▶ Requirements: Below are entries. Pull out all lines containing "logos".

Records from a dataset
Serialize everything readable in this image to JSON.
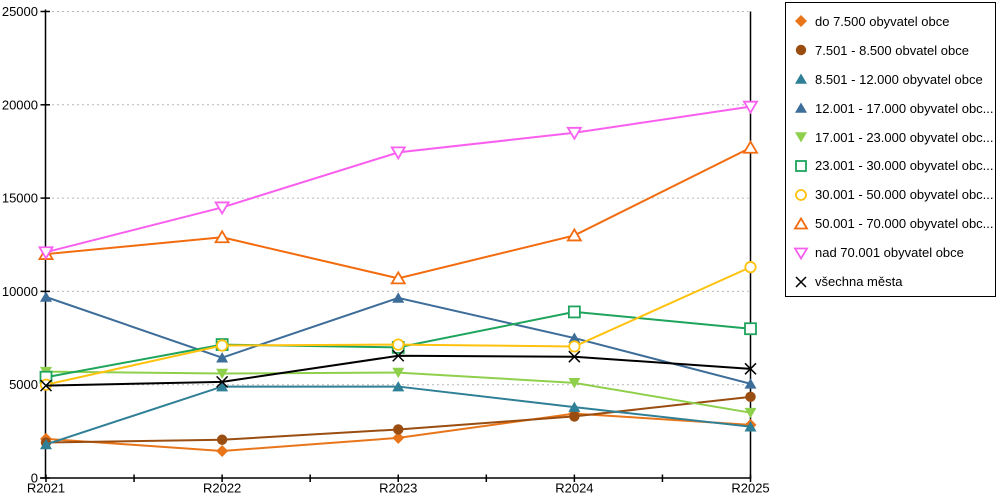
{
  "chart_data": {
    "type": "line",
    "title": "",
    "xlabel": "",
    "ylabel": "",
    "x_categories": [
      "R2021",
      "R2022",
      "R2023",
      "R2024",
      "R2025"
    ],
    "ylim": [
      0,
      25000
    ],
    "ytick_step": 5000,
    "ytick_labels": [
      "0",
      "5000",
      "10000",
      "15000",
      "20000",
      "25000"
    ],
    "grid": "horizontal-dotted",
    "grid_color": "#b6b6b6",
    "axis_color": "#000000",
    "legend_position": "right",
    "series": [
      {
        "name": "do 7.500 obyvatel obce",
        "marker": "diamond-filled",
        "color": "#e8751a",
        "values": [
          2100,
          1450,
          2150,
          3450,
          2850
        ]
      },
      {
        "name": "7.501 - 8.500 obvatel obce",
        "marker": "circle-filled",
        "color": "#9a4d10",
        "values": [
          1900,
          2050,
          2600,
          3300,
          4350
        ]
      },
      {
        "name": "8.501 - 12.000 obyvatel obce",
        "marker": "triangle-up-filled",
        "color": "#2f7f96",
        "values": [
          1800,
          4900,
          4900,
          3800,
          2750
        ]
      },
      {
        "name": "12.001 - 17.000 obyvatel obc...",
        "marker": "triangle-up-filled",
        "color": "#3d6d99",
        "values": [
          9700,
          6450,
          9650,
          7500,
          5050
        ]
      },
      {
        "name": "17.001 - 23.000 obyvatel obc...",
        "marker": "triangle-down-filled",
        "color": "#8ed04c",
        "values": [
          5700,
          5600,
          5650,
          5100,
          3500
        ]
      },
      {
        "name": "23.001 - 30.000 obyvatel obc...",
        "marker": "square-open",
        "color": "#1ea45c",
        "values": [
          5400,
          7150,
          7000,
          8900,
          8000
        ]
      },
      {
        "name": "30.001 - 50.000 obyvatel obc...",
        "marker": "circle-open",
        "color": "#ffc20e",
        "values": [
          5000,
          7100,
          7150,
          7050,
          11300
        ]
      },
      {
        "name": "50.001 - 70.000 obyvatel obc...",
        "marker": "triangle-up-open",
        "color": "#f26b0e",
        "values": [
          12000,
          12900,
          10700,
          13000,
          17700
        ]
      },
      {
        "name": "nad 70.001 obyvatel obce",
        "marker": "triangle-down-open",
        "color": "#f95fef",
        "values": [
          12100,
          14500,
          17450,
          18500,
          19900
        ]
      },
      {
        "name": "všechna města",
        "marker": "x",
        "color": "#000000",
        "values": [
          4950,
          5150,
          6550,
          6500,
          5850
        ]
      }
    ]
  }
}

* * *

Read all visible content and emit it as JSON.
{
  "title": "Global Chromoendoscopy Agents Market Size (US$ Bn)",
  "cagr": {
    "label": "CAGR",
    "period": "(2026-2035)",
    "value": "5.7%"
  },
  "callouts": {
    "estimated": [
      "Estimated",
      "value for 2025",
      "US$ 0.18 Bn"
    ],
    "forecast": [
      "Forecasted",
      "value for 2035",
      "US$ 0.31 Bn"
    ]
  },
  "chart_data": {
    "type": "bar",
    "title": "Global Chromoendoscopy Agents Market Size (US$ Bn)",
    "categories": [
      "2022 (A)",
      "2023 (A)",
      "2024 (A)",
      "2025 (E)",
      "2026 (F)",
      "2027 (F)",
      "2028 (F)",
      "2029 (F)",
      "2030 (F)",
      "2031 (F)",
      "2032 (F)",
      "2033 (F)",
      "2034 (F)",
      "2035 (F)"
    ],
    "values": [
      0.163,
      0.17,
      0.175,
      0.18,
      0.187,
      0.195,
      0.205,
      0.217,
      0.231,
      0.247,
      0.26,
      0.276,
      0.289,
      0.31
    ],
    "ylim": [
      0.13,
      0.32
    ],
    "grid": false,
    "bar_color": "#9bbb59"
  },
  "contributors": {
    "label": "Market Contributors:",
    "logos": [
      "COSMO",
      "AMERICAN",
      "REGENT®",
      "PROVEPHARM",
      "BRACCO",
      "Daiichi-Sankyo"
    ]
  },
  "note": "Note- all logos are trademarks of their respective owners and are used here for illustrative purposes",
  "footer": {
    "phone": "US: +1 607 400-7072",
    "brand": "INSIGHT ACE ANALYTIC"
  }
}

▶ Reply to the task:
    "logos": [
  "note": "Note- all logos are trademarks of their respective owners and are used here for illustrative purposes",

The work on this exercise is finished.